Stated task: Of all the lines in the records, how many hold the word "document"? Answer with the number only.

Entries:
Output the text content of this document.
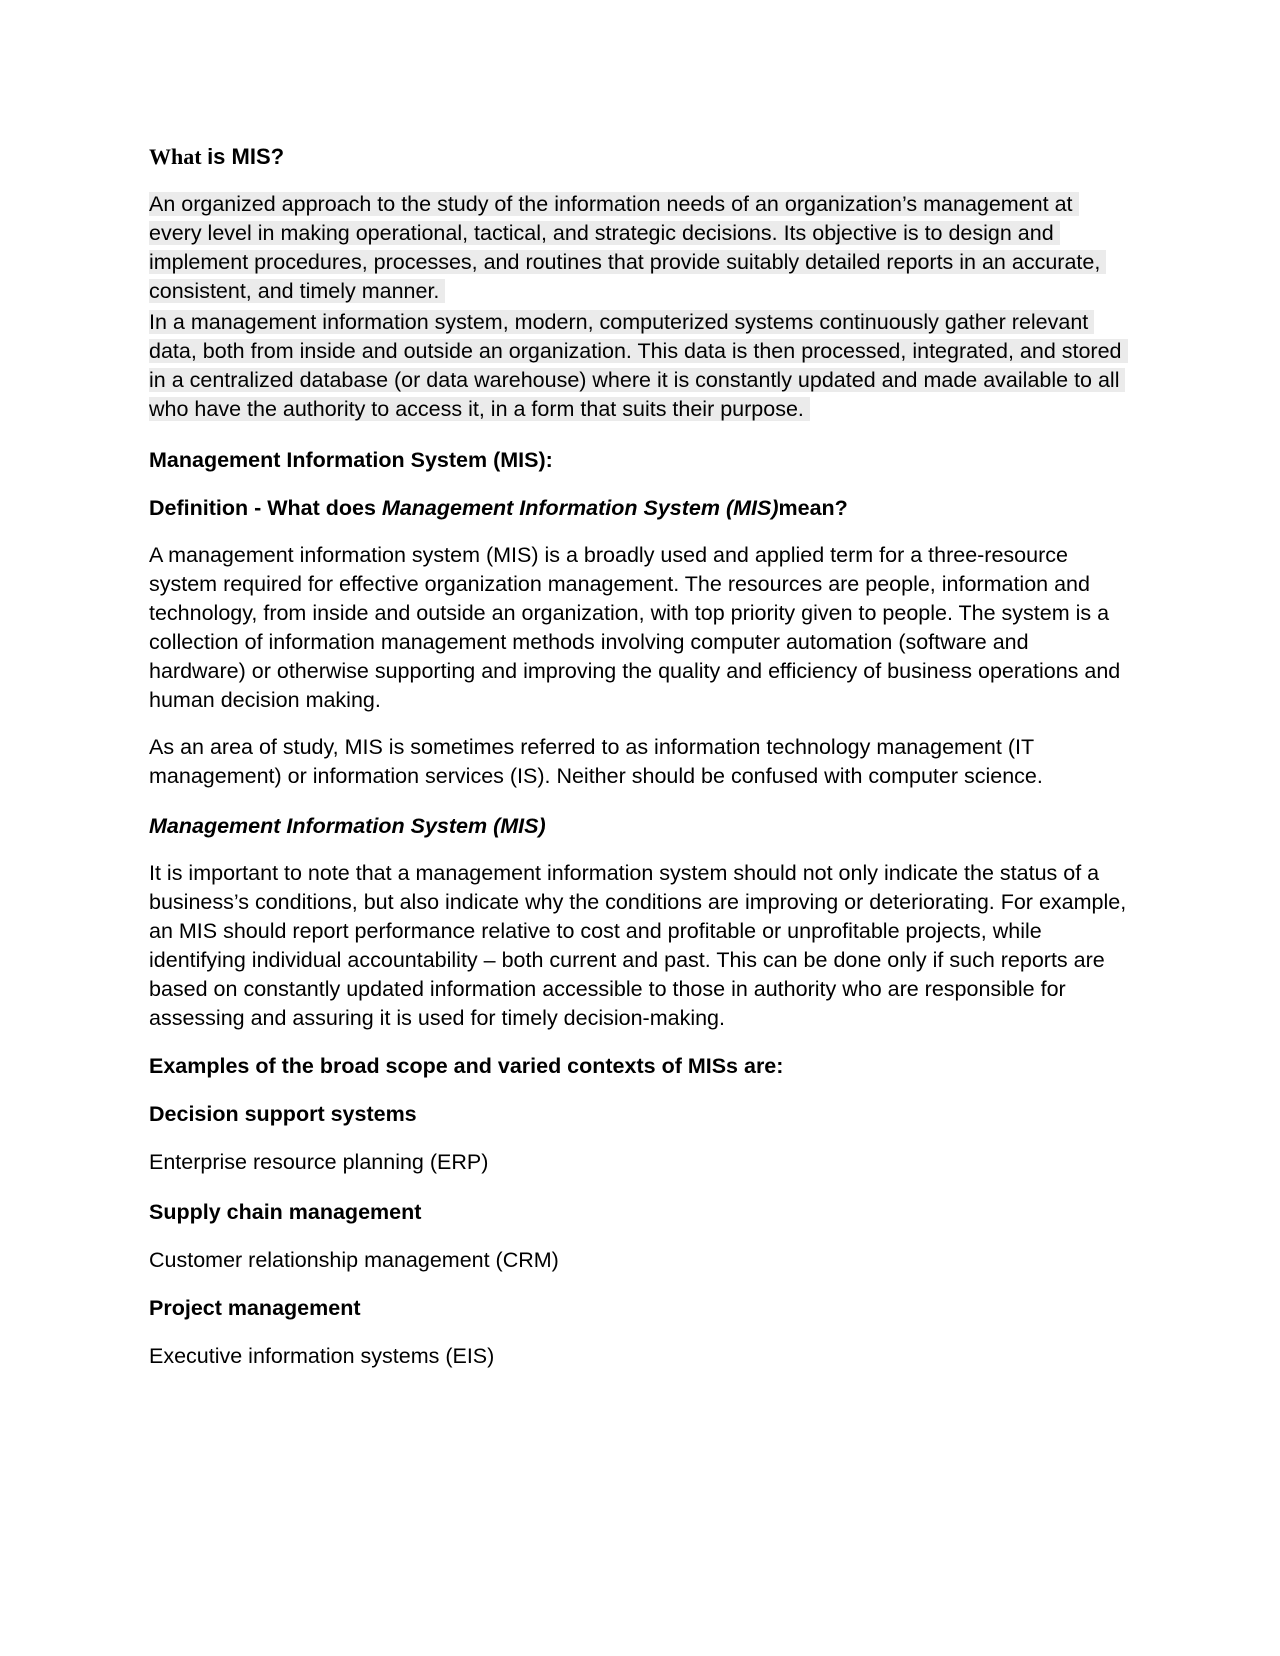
What is MIS?

An organized approach to the study of the information needs of an organization’s management at every level in making operational, tactical, and strategic decisions. Its objective is to design and implement procedures, processes, and routines that provide suitably detailed reports in an accurate, consistent, and timely manner.

In a management information system, modern, computerized systems continuously gather relevant data, both from inside and outside an organization. This data is then processed, integrated, and stored in a centralized database (or data warehouse) where it is constantly updated and made available to all who have the authority to access it, in a form that suits their purpose.

Management Information System (MIS):

Definition - What does Management Information System (MIS)mean?

A management information system (MIS) is a broadly used and applied term for a three-resource system required for effective organization management. The resources are people, information and technology, from inside and outside an organization, with top priority given to people. The system is a collection of information management methods involving computer automation (software and hardware) or otherwise supporting and improving the quality and efficiency of business operations and human decision making.

As an area of study, MIS is sometimes referred to as information technology management (IT management) or information services (IS). Neither should be confused with computer science.

Management Information System (MIS)

It is important to note that a management information system should not only indicate the status of a business’s conditions, but also indicate why the conditions are improving or deteriorating. For example, an MIS should report performance relative to cost and profitable or unprofitable projects, while identifying individual accountability – both current and past. This can be done only if such reports are based on constantly updated information accessible to those in authority who are responsible for assessing and assuring it is used for timely decision-making.

Examples of the broad scope and varied contexts of MISs are:

Decision support systems

Enterprise resource planning (ERP)

Supply chain management

Customer relationship management (CRM)

Project management

Executive information systems (EIS)
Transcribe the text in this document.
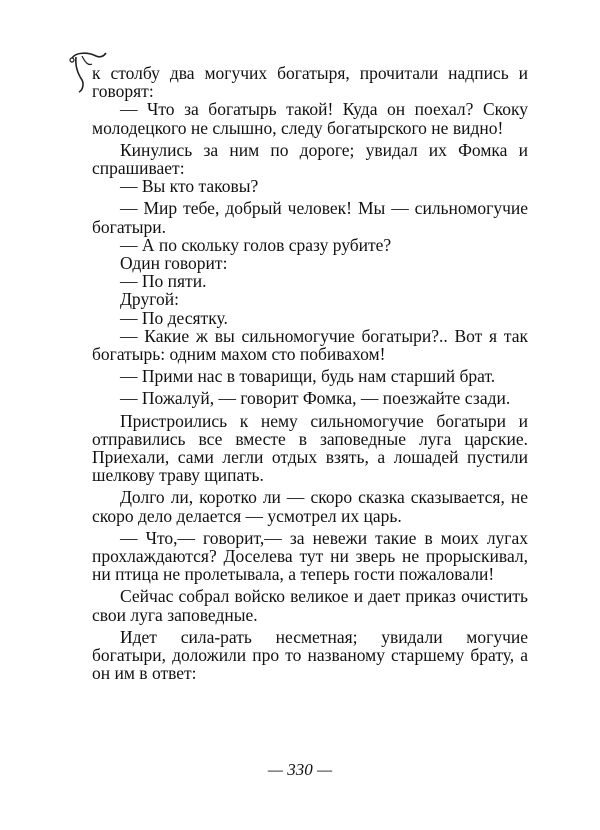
к столбу два могучих богатыря, прочитали надпись и говорят:

— Что за богатырь такой! Куда он поехал? Скоку молодецкого не слышно, следу богатырского не видно!

Кинулись за ним по дороге; увидал их Фомка и спрашивает:

— Вы кто таковы?

— Мир тебе, добрый человек! Мы — сильномогучие богатыри.

— А по скольку голов сразу рубите?

Один говорит:

— По пяти.

Другой:

— По десятку.

— Какие ж вы сильномогучие богатыри?.. Вот я так богатырь: одним махом сто побивахом!

— Прими нас в товарищи, будь нам старший брат.

— Пожалуй, — говорит Фомка, — поезжайте сзади.

Пристроились к нему сильномогучие богатыри и отправились все вместе в заповедные луга царские. Приехали, сами легли отдых взять, а лошадей пустили шелкову траву щипать.

Долго ли, коротко ли — скоро сказка сказывается, не скоро дело делается — усмотрел их царь.

— Что,— говорит,— за невежи такие в моих лугах прохлаждаются? Доселева тут ни зверь не прорыскивал, ни птица не пролетывала, а теперь гости пожаловали!

Сейчас собрал войско великое и дает приказ очистить свои луга заповедные.

Идет сила-рать несметная; увидали могучие богатыри, доложили про то названому старшему брату, а он им в ответ:

— 330 —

Answer in full: 2